» Task statement
Your task is to repeat the entries exactly. Leave the pictures out.
====== Material to process
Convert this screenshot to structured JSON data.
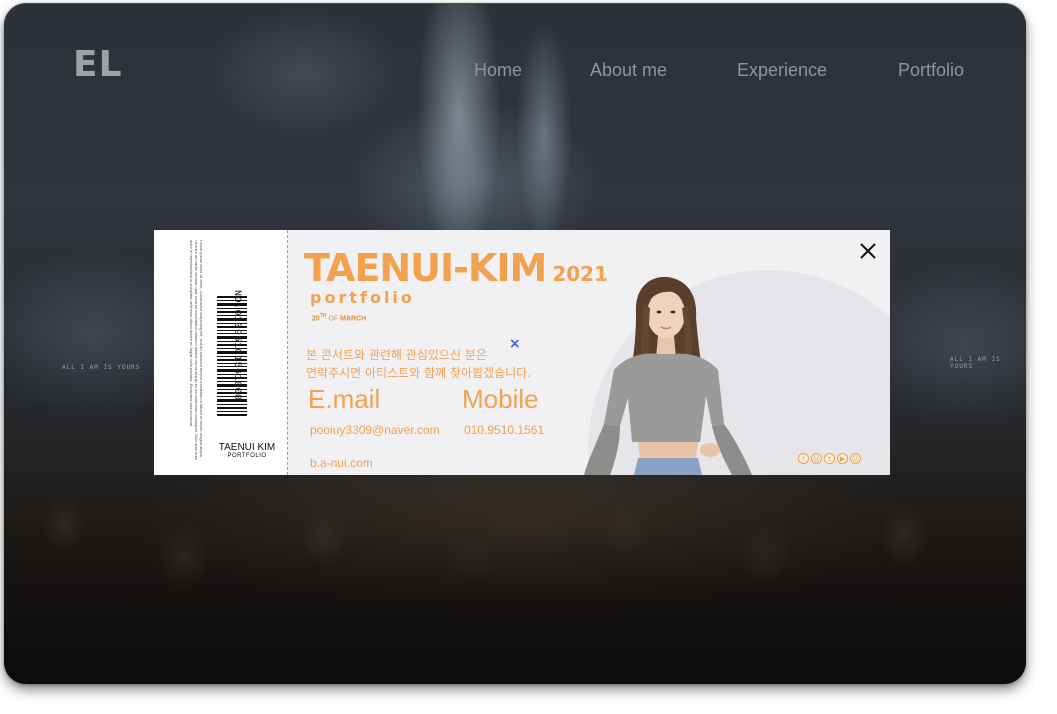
{
  "header": {
    "logo": "EL",
    "nav": [
      {
        "label": "Home"
      },
      {
        "label": "About me"
      },
      {
        "label": "Experience"
      },
      {
        "label": "Portfolio"
      }
    ]
  },
  "background": {
    "screen_text_left": "ALL I AM IS YOURS",
    "screen_text_right": "ALL I AM IS YOURS"
  },
  "ticket": {
    "stub": {
      "fineprint": "Lorem ipsum dolor sit amet, consectetur adipiscing elit, sed do eiusmod tempor incididunt ut labore et dolore magna aliqua. Ut enim ad minim veniam, quis nostrud exercitation ullamco laboris nisi ut aliquip ex ea commodo consequat. Duis aute irure dolor in reprehenderit in voluptate velit esse cillum dolore eu fugiat nulla pariatur. Excepteur sint occaecat.",
      "barcode_number": "NO.01095101561000",
      "name": "TAENUI KIM",
      "name_sub": "PORTFOLIO"
    },
    "title": "TAENUI-KIM",
    "year": "2021",
    "subtitle": "portfolio",
    "date_day": "20",
    "date_suffix": "TH",
    "date_of": "OF",
    "date_month": "MARCH",
    "message_line1": "본 콘서트와 관련해 관심있으신 분은",
    "message_line2": "연락주시면 아티스트와 함께 찾아뵙겠습니다.",
    "x_mark": "×",
    "email_label": "E.mail",
    "email_value": "pooiuy3309@naver.com",
    "mobile_label": "Mobile",
    "mobile_value": "010.9510.1561",
    "website": "b.a-nui.com",
    "socials": [
      {
        "icon": "facebook-icon",
        "glyph": "f"
      },
      {
        "icon": "instagram-icon",
        "glyph": "@"
      },
      {
        "icon": "twitter-icon",
        "glyph": "t"
      },
      {
        "icon": "youtube-icon",
        "glyph": "▶"
      },
      {
        "icon": "snapchat-icon",
        "glyph": "☺"
      }
    ],
    "accent_color": "#f2a14e"
  },
  "modal": {
    "close_icon": "close-icon"
  }
}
============
» The solution
Convert this screenshot to structured JSON data.
{
  "header": {
    "logo": "EL",
    "nav": [
      {
        "label": "Home"
      },
      {
        "label": "About me"
      },
      {
        "label": "Experience"
      },
      {
        "label": "Portfolio"
      }
    ]
  },
  "background": {
    "screen_text_left": "ALL I AM IS YOURS",
    "screen_text_right": "ALL I AM IS YOURS"
  },
  "ticket": {
    "stub": {
      "fineprint": "Lorem ipsum dolor sit amet, consectetur adipiscing elit, sed do eiusmod tempor incididunt ut labore et dolore magna aliqua. Ut enim ad minim veniam, quis nostrud exercitation ullamco laboris nisi ut aliquip ex ea commodo consequat. Duis aute irure dolor in reprehenderit in voluptate velit esse cillum dolore eu fugiat nulla pariatur. Excepteur sint occaecat.",
      "barcode_number": "NO.01095101561000",
      "name": "TAENUI KIM",
      "name_sub": "PORTFOLIO"
    },
    "title": "TAENUI-KIM",
    "year": "2021",
    "subtitle": "portfolio",
    "date_day": "20",
    "date_suffix": "TH",
    "date_of": "OF",
    "date_month": "MARCH",
    "message_line1": "본 콘서트와 관련해 관심있으신 분은",
    "message_line2": "연락주시면 아티스트와 함께 찾아뵙겠습니다.",
    "x_mark": "×",
    "email_label": "E.mail",
    "email_value": "pooiuy3309@naver.com",
    "mobile_label": "Mobile",
    "mobile_value": "010.9510.1561",
    "website": "b.a-nui.com",
    "socials": [
      {
        "icon": "facebook-icon",
        "glyph": "f"
      },
      {
        "icon": "instagram-icon",
        "glyph": "@"
      },
      {
        "icon": "twitter-icon",
        "glyph": "t"
      },
      {
        "icon": "youtube-icon",
        "glyph": "▶"
      },
      {
        "icon": "snapchat-icon",
        "glyph": "☺"
      }
    ],
    "accent_color": "#f2a14e"
  },
  "modal": {
    "close_icon": "close-icon"
  }
}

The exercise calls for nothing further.